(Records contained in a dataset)
==========
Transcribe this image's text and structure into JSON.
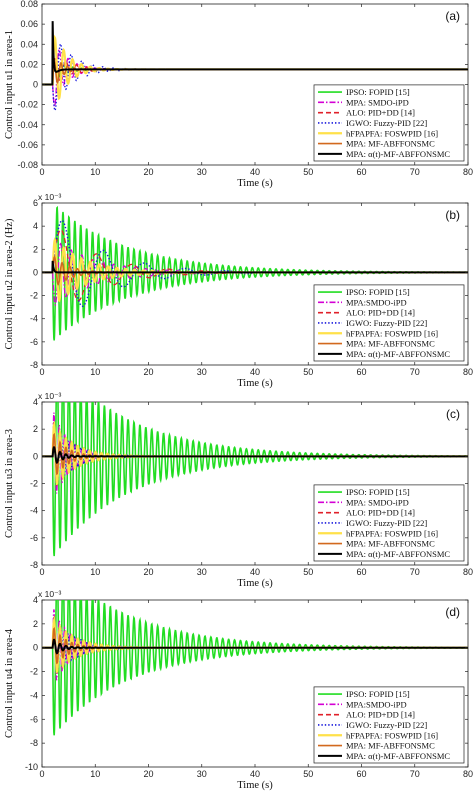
{
  "chart_data": [
    {
      "type": "line",
      "panel_label": "(a)",
      "ylabel": "Control input u1 in area-1",
      "xlabel": "Time (s)",
      "y_multiplier": "",
      "xlim": [
        0,
        80
      ],
      "ylim": [
        -0.08,
        0.08
      ],
      "xticks": [
        "0",
        "10",
        "20",
        "30",
        "40",
        "50",
        "60",
        "70",
        "80"
      ],
      "yticks": [
        "-0.08",
        "-0.06",
        "-0.04",
        "-0.02",
        "0",
        "0.02",
        "0.04",
        "0.06",
        "0.08"
      ],
      "legend_position": "bottom-right",
      "series": [
        {
          "name": "IPSO: FOPID [15]",
          "color": "#22dd22",
          "dash": "solid",
          "width": 1.6,
          "final": 0.015,
          "t0": 2.0,
          "amp": 0.01,
          "tau": 2.5,
          "freq": 0.6,
          "spike": 0.01
        },
        {
          "name": "MPA: SMDO-iPD",
          "color": "#d400d4",
          "dash": "dashdot",
          "width": 1.3,
          "final": 0.015,
          "t0": 2.0,
          "amp": -0.035,
          "tau": 2.5,
          "freq": 0.6,
          "spike": 0.0
        },
        {
          "name": "ALO: PID+DD [14]",
          "color": "#e0202a",
          "dash": "dash",
          "width": 1.3,
          "final": 0.015,
          "t0": 2.0,
          "amp": 0.02,
          "tau": 3.0,
          "freq": 0.5,
          "spike": 0.0
        },
        {
          "name": "IGWO: Fuzzy-PID [22]",
          "color": "#1a1adc",
          "dash": "dot",
          "width": 1.4,
          "final": 0.015,
          "t0": 2.0,
          "amp": -0.04,
          "tau": 3.5,
          "freq": 0.5,
          "spike": 0.0
        },
        {
          "name": "hFPAPFA: FOSWPID [16]",
          "color": "#ffe14a",
          "dash": "solid",
          "width": 2.2,
          "final": 0.015,
          "t0": 2.0,
          "amp": 0.045,
          "tau": 2.5,
          "freq": 0.6,
          "spike": 0.0
        },
        {
          "name": "MPA: MF-ABFFONSMC",
          "color": "#d2691e",
          "dash": "solid",
          "width": 1.6,
          "final": 0.015,
          "t0": 2.0,
          "amp": 0.02,
          "tau": 1.5,
          "freq": 0.8,
          "spike": 0.0
        },
        {
          "name": "MPA: α(t)-MF-ABFFONSMC",
          "color": "#000000",
          "dash": "solid",
          "width": 2.0,
          "final": 0.015,
          "t0": 2.0,
          "amp": 0.0,
          "tau": 1.0,
          "freq": 0.8,
          "spike": 0.063
        }
      ]
    },
    {
      "type": "line",
      "panel_label": "(b)",
      "ylabel": "Control input u2 in area-2 (Hz)",
      "xlabel": "Time (s)",
      "y_multiplier": "x 10⁻³",
      "xlim": [
        0,
        80
      ],
      "ylim": [
        -8,
        6
      ],
      "xticks": [
        "0",
        "10",
        "20",
        "30",
        "40",
        "50",
        "60",
        "70",
        "80"
      ],
      "yticks": [
        "-8",
        "-6",
        "-4",
        "-2",
        "0",
        "2",
        "4",
        "6"
      ],
      "legend_position": "bottom-right",
      "series": [
        {
          "name": "IPSO: FOPID [15]",
          "color": "#22dd22",
          "dash": "solid",
          "width": 1.6,
          "final": 0,
          "t0": 2.0,
          "amp": -6.0,
          "tau": 14,
          "freq": 0.9,
          "spike": 0.0
        },
        {
          "name": "MPA:SMDO-iPD",
          "color": "#d400d4",
          "dash": "dashdot",
          "width": 1.3,
          "final": 0,
          "t0": 2.0,
          "amp": -3.0,
          "tau": 8,
          "freq": 0.5,
          "spike": 0.0
        },
        {
          "name": "ALO: PID+DD [14]",
          "color": "#e0202a",
          "dash": "dash",
          "width": 1.3,
          "final": 0,
          "t0": 2.0,
          "amp": 4.5,
          "tau": 8,
          "freq": 0.15,
          "spike": 0.0
        },
        {
          "name": "IGWO: Fuzzy-PID [22]",
          "color": "#1a1adc",
          "dash": "dot",
          "width": 1.4,
          "final": 0,
          "t0": 2.0,
          "amp": 5.5,
          "tau": 9,
          "freq": 0.13,
          "spike": 0.0
        },
        {
          "name": "hFPAPFA: FOSWPID [16]",
          "color": "#ffe14a",
          "dash": "solid",
          "width": 2.2,
          "final": 0,
          "t0": 2.0,
          "amp": 3.0,
          "tau": 6,
          "freq": 0.6,
          "spike": 0.0
        },
        {
          "name": "MPA: MF-ABFFONSMC",
          "color": "#d2691e",
          "dash": "solid",
          "width": 1.6,
          "final": 0,
          "t0": 2.0,
          "amp": 1.5,
          "tau": 3,
          "freq": 0.7,
          "spike": 0.0
        },
        {
          "name": "MPA: α(t)-MF-ABFFONSMC",
          "color": "#000000",
          "dash": "solid",
          "width": 2.0,
          "final": 0,
          "t0": 2.0,
          "amp": 0.0,
          "tau": 1,
          "freq": 0.8,
          "spike": 1.0
        }
      ]
    },
    {
      "type": "line",
      "panel_label": "(c)",
      "ylabel": "Control input u3 in area-3",
      "xlabel": "Time (s)",
      "y_multiplier": "x 10⁻³",
      "xlim": [
        0,
        80
      ],
      "ylim": [
        -8,
        4
      ],
      "xticks": [
        "0",
        "10",
        "20",
        "30",
        "40",
        "50",
        "60",
        "70",
        "80"
      ],
      "yticks": [
        "-8",
        "-6",
        "-4",
        "-2",
        "0",
        "2",
        "4"
      ],
      "legend_position": "bottom-right",
      "series": [
        {
          "name": "IPSO: FOPID [15]",
          "color": "#22dd22",
          "dash": "solid",
          "width": 1.6,
          "final": 0,
          "t0": 2.0,
          "amp": -7.5,
          "tau": 14,
          "freq": 0.9,
          "spike": 0.0
        },
        {
          "name": "MPA: SMDO-iPD",
          "color": "#d400d4",
          "dash": "dashdot",
          "width": 1.3,
          "final": 0,
          "t0": 2.0,
          "amp": 3.5,
          "tau": 3,
          "freq": 1.0,
          "spike": 0.0
        },
        {
          "name": "ALO: PID+DD [14]",
          "color": "#e0202a",
          "dash": "dash",
          "width": 1.3,
          "final": 0,
          "t0": 2.0,
          "amp": 2.8,
          "tau": 3,
          "freq": 0.9,
          "spike": 0.0
        },
        {
          "name": "IGWO: Fuzzy-PID [22]",
          "color": "#1a1adc",
          "dash": "dot",
          "width": 1.4,
          "final": 0,
          "t0": 2.0,
          "amp": 2.5,
          "tau": 4,
          "freq": 0.8,
          "spike": 0.0
        },
        {
          "name": "hFPAPFA: FOSWPID [16]",
          "color": "#ffe14a",
          "dash": "solid",
          "width": 2.2,
          "final": 0,
          "t0": 2.0,
          "amp": 2.5,
          "tau": 4,
          "freq": 0.9,
          "spike": 0.0
        },
        {
          "name": "MPA: MF-ABFFONSMC",
          "color": "#d2691e",
          "dash": "solid",
          "width": 1.6,
          "final": 0,
          "t0": 2.0,
          "amp": 1.8,
          "tau": 2.5,
          "freq": 0.9,
          "spike": 0.0
        },
        {
          "name": "MPA: α(t)-MF-ABFFONSMC",
          "color": "#000000",
          "dash": "solid",
          "width": 2.0,
          "final": 0,
          "t0": 2.0,
          "amp": 0.8,
          "tau": 1.5,
          "freq": 0.9,
          "spike": 0.0
        }
      ]
    },
    {
      "type": "line",
      "panel_label": "(d)",
      "ylabel": "Control input u4 in area-4",
      "xlabel": "Time (s)",
      "y_multiplier": "x 10⁻³",
      "xlim": [
        0,
        80
      ],
      "ylim": [
        -10,
        4
      ],
      "xticks": [
        "0",
        "10",
        "20",
        "30",
        "40",
        "50",
        "60",
        "70",
        "80"
      ],
      "yticks": [
        "-10",
        "-8",
        "-6",
        "-4",
        "-2",
        "0",
        "2",
        "4"
      ],
      "legend_position": "bottom-right",
      "series": [
        {
          "name": "IPSO: FOPID [15]",
          "color": "#22dd22",
          "dash": "solid",
          "width": 1.6,
          "final": 0,
          "t0": 2.0,
          "amp": -7.5,
          "tau": 14,
          "freq": 0.9,
          "spike": 0.0
        },
        {
          "name": "MPA:SMDO-iPD",
          "color": "#d400d4",
          "dash": "dashdot",
          "width": 1.3,
          "final": 0,
          "t0": 2.0,
          "amp": 3.5,
          "tau": 3,
          "freq": 1.0,
          "spike": 0.0
        },
        {
          "name": "ALO: PID+DD [14]",
          "color": "#e0202a",
          "dash": "dash",
          "width": 1.3,
          "final": 0,
          "t0": 2.0,
          "amp": 2.8,
          "tau": 3,
          "freq": 0.9,
          "spike": 0.0
        },
        {
          "name": "IGWO: Fuzzy-PID [22]",
          "color": "#1a1adc",
          "dash": "dot",
          "width": 1.4,
          "final": 0,
          "t0": 2.0,
          "amp": 2.5,
          "tau": 4,
          "freq": 0.8,
          "spike": 0.0
        },
        {
          "name": "hFPAPFA: FOSWPID [16]",
          "color": "#ffe14a",
          "dash": "solid",
          "width": 2.2,
          "final": 0,
          "t0": 2.0,
          "amp": 2.5,
          "tau": 4,
          "freq": 0.9,
          "spike": 0.0
        },
        {
          "name": "MPA: MF-ABFFONSMC",
          "color": "#d2691e",
          "dash": "solid",
          "width": 1.6,
          "final": 0,
          "t0": 2.0,
          "amp": 1.8,
          "tau": 2.5,
          "freq": 0.9,
          "spike": 0.0
        },
        {
          "name": "MPA: α(t)-MF-ABFFONSMC",
          "color": "#000000",
          "dash": "solid",
          "width": 2.0,
          "final": 0,
          "t0": 2.0,
          "amp": 0.8,
          "tau": 1.5,
          "freq": 0.9,
          "spike": 0.0
        }
      ]
    }
  ]
}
==========
## What to do
Search the data for "Control" and list every line in which it occurs.

## Worked solution
      "ylabel": "Control input u1 in area-1",
      "ylabel": "Control input u2 in area-2 (Hz)",
      "ylabel": "Control input u3 in area-3",
      "ylabel": "Control input u4 in area-4",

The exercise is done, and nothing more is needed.